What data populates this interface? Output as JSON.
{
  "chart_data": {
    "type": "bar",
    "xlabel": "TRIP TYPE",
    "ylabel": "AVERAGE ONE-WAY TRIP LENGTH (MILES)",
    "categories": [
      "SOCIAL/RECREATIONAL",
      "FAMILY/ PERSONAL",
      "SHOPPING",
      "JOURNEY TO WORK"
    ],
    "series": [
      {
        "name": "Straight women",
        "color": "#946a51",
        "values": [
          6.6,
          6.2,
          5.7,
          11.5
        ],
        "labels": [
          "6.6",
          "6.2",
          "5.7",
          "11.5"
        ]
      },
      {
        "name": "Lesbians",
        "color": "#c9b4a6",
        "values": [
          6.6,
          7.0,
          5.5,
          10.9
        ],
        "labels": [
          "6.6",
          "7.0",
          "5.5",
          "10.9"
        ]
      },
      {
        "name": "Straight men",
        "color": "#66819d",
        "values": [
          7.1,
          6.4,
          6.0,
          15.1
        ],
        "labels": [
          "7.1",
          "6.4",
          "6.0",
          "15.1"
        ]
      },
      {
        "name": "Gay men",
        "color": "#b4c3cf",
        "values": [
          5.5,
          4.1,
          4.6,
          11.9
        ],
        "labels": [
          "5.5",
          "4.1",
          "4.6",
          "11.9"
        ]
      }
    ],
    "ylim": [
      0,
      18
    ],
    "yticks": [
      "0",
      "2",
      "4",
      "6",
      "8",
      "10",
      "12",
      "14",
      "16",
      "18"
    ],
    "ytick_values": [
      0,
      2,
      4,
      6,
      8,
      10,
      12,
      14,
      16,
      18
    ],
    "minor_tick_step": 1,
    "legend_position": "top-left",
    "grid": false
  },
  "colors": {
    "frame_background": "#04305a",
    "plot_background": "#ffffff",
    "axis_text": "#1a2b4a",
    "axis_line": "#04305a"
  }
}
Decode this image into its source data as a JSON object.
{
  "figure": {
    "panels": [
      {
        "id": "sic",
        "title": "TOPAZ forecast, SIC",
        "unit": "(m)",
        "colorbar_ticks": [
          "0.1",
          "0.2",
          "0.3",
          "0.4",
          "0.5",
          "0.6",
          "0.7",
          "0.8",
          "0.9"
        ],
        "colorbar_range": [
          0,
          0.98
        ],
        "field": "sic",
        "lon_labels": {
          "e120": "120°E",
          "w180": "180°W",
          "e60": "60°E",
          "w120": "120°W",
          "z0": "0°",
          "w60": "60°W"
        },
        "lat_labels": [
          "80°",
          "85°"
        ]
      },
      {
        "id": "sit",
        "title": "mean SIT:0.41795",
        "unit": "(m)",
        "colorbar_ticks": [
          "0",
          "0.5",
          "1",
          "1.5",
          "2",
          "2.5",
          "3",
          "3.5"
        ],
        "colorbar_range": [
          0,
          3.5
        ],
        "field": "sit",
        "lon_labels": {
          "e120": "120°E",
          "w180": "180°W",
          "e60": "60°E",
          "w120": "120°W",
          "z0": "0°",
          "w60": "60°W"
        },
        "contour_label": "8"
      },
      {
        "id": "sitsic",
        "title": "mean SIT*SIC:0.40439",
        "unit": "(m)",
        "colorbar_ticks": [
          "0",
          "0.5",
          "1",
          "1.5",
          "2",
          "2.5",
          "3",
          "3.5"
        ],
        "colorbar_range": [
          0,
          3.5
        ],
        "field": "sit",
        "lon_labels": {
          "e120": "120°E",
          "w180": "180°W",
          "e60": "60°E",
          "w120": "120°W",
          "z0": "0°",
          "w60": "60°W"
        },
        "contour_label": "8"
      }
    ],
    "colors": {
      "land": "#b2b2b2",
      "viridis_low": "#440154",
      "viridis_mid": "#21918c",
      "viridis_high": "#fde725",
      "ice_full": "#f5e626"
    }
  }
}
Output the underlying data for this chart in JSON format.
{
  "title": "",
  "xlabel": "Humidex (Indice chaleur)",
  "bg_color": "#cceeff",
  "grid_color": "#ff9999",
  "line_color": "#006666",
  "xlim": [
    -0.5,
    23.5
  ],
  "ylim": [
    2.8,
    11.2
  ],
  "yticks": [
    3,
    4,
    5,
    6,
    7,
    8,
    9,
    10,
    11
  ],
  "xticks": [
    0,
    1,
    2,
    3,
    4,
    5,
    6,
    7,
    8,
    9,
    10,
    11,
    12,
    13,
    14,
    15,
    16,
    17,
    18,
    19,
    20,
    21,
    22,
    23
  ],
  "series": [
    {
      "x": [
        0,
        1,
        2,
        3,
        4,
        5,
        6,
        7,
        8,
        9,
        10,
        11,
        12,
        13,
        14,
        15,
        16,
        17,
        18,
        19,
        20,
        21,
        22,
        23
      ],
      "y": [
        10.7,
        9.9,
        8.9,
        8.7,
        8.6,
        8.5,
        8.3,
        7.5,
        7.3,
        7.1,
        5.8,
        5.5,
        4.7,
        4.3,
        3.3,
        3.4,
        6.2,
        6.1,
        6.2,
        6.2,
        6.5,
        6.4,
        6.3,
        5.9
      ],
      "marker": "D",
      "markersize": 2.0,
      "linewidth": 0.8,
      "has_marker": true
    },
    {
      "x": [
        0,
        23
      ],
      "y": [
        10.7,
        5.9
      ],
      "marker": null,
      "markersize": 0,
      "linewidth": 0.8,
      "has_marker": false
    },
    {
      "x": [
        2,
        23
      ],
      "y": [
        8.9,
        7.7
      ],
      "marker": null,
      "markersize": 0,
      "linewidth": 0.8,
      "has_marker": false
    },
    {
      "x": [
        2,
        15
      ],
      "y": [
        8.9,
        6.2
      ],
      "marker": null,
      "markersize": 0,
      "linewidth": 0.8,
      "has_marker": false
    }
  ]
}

----

* Work to do
Tally up the lines in the records that contain the word "mean" and give only the total.

* Final answer
2